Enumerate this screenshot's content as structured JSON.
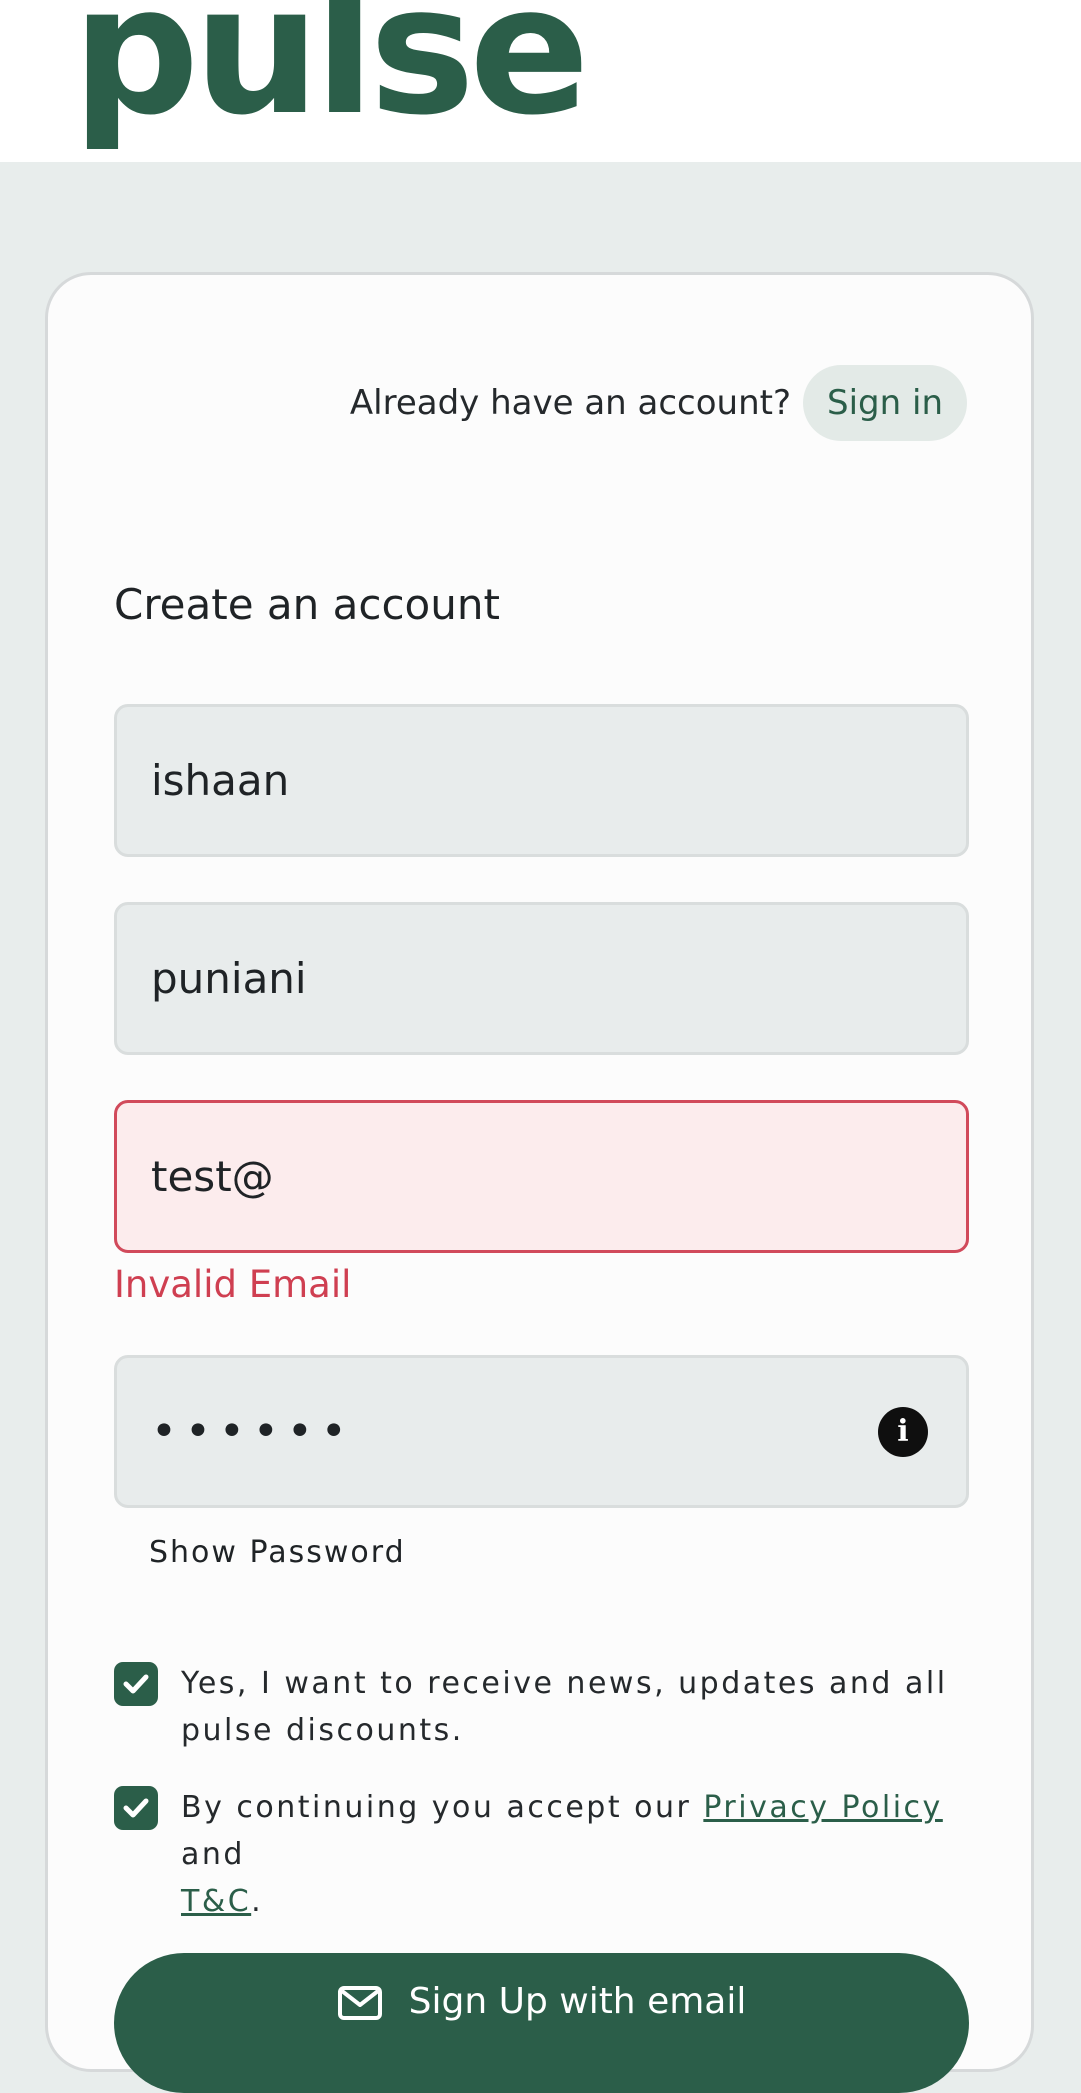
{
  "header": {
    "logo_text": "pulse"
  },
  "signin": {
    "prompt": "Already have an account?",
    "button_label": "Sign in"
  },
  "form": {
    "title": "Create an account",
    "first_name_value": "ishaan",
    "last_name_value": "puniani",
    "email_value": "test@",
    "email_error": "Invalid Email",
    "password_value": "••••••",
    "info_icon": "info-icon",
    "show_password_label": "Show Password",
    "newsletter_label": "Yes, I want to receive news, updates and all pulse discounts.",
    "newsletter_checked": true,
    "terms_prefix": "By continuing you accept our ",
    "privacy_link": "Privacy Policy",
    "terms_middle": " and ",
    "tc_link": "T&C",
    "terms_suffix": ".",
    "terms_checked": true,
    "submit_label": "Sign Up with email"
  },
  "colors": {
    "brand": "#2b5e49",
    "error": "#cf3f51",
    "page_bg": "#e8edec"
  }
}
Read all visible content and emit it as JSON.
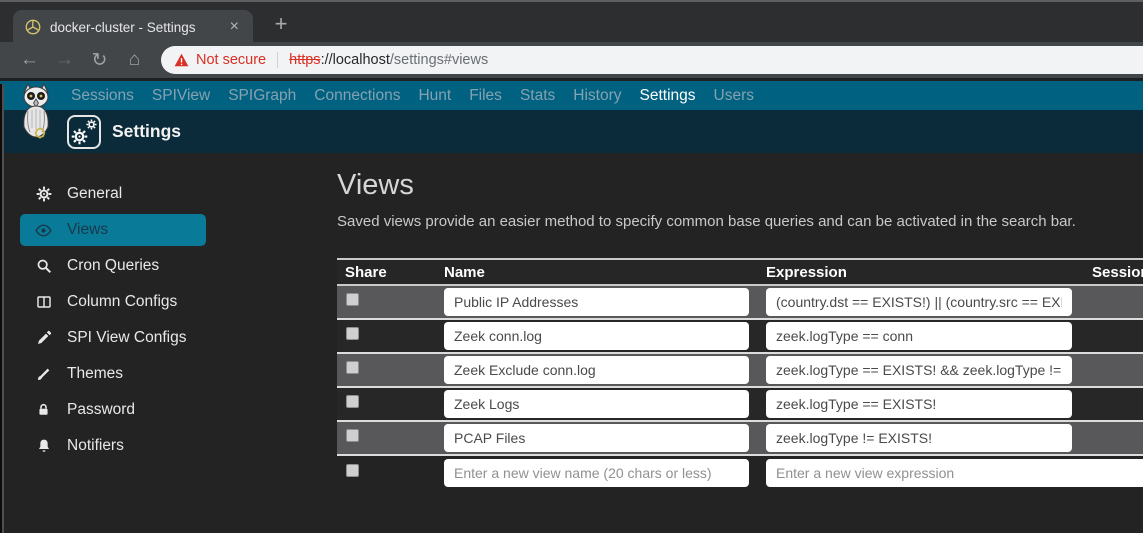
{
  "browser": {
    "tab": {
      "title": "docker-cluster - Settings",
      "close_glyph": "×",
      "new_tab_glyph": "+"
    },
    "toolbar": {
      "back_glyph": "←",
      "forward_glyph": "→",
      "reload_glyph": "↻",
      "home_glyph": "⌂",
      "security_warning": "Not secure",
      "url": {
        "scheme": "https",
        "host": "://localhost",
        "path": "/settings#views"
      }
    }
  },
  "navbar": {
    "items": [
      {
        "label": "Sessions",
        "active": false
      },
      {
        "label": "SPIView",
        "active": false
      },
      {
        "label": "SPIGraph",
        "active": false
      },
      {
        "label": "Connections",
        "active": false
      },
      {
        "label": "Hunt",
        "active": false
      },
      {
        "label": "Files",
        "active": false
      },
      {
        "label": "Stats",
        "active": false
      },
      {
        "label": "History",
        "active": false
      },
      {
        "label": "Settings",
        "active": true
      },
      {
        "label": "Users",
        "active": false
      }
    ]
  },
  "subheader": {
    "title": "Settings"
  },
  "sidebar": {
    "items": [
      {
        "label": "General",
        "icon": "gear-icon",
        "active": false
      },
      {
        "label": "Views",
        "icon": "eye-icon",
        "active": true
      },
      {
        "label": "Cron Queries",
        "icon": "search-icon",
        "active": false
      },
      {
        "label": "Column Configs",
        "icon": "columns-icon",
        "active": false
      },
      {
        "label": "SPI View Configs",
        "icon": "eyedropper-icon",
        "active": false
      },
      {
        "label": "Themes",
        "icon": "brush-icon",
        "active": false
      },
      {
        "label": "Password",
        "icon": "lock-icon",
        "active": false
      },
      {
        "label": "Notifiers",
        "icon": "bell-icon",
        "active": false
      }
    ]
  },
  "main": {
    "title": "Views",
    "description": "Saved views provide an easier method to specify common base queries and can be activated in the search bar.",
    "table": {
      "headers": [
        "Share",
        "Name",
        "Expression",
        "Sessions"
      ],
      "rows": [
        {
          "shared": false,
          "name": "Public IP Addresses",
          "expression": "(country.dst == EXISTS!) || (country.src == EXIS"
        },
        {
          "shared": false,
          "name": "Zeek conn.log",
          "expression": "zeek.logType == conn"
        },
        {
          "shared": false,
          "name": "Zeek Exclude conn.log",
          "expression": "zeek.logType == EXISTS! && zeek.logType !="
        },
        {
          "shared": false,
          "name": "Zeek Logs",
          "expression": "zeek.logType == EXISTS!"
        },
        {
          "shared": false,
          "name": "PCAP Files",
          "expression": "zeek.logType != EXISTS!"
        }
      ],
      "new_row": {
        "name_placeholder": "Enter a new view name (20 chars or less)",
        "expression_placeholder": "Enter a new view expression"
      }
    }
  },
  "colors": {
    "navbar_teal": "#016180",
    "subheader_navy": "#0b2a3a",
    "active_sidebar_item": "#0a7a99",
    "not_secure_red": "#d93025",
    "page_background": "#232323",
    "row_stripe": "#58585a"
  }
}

________________________

STATED GOAL -> Write the records above out again exactly, with no pictures in your copy.

EXERCISE ANSWER ->
Enumerate this screenshot's content as structured JSON.
{
  "header": {
    "logo_text": "pulse"
  },
  "signin": {
    "prompt": "Already have an account?",
    "button_label": "Sign in"
  },
  "form": {
    "title": "Create an account",
    "first_name_value": "ishaan",
    "last_name_value": "puniani",
    "email_value": "test@",
    "email_error": "Invalid Email",
    "password_value": "••••••",
    "info_icon": "info-icon",
    "show_password_label": "Show Password",
    "newsletter_label": "Yes, I want to receive news, updates and all pulse discounts.",
    "newsletter_checked": true,
    "terms_prefix": "By continuing you accept our ",
    "privacy_link": "Privacy Policy",
    "terms_middle": " and ",
    "tc_link": "T&C",
    "terms_suffix": ".",
    "terms_checked": true,
    "submit_label": "Sign Up with email"
  },
  "colors": {
    "brand": "#2b5e49",
    "error": "#cf3f51",
    "page_bg": "#e8edec"
  }
}
Read all visible content and emit it as JSON.
{
  "browser": {
    "tab": {
      "title": "docker-cluster - Settings",
      "close_glyph": "×",
      "new_tab_glyph": "+"
    },
    "toolbar": {
      "back_glyph": "←",
      "forward_glyph": "→",
      "reload_glyph": "↻",
      "home_glyph": "⌂",
      "security_warning": "Not secure",
      "url": {
        "scheme": "https",
        "host": "://localhost",
        "path": "/settings#views"
      }
    }
  },
  "navbar": {
    "items": [
      {
        "label": "Sessions",
        "active": false
      },
      {
        "label": "SPIView",
        "active": false
      },
      {
        "label": "SPIGraph",
        "active": false
      },
      {
        "label": "Connections",
        "active": false
      },
      {
        "label": "Hunt",
        "active": false
      },
      {
        "label": "Files",
        "active": false
      },
      {
        "label": "Stats",
        "active": false
      },
      {
        "label": "History",
        "active": false
      },
      {
        "label": "Settings",
        "active": true
      },
      {
        "label": "Users",
        "active": false
      }
    ]
  },
  "subheader": {
    "title": "Settings"
  },
  "sidebar": {
    "items": [
      {
        "label": "General",
        "icon": "gear-icon",
        "active": false
      },
      {
        "label": "Views",
        "icon": "eye-icon",
        "active": true
      },
      {
        "label": "Cron Queries",
        "icon": "search-icon",
        "active": false
      },
      {
        "label": "Column Configs",
        "icon": "columns-icon",
        "active": false
      },
      {
        "label": "SPI View Configs",
        "icon": "eyedropper-icon",
        "active": false
      },
      {
        "label": "Themes",
        "icon": "brush-icon",
        "active": false
      },
      {
        "label": "Password",
        "icon": "lock-icon",
        "active": false
      },
      {
        "label": "Notifiers",
        "icon": "bell-icon",
        "active": false
      }
    ]
  },
  "main": {
    "title": "Views",
    "description": "Saved views provide an easier method to specify common base queries and can be activated in the search bar.",
    "table": {
      "headers": [
        "Share",
        "Name",
        "Expression",
        "Sessions"
      ],
      "rows": [
        {
          "shared": false,
          "name": "Public IP Addresses",
          "expression": "(country.dst == EXISTS!) || (country.src == EXIS"
        },
        {
          "shared": false,
          "name": "Zeek conn.log",
          "expression": "zeek.logType == conn"
        },
        {
          "shared": false,
          "name": "Zeek Exclude conn.log",
          "expression": "zeek.logType == EXISTS! && zeek.logType !="
        },
        {
          "shared": false,
          "name": "Zeek Logs",
          "expression": "zeek.logType == EXISTS!"
        },
        {
          "shared": false,
          "name": "PCAP Files",
          "expression": "zeek.logType != EXISTS!"
        }
      ],
      "new_row": {
        "name_placeholder": "Enter a new view name (20 chars or less)",
        "expression_placeholder": "Enter a new view expression"
      }
    }
  },
  "colors": {
    "navbar_teal": "#016180",
    "subheader_navy": "#0b2a3a",
    "active_sidebar_item": "#0a7a99",
    "not_secure_red": "#d93025",
    "page_background": "#232323",
    "row_stripe": "#58585a"
  }
}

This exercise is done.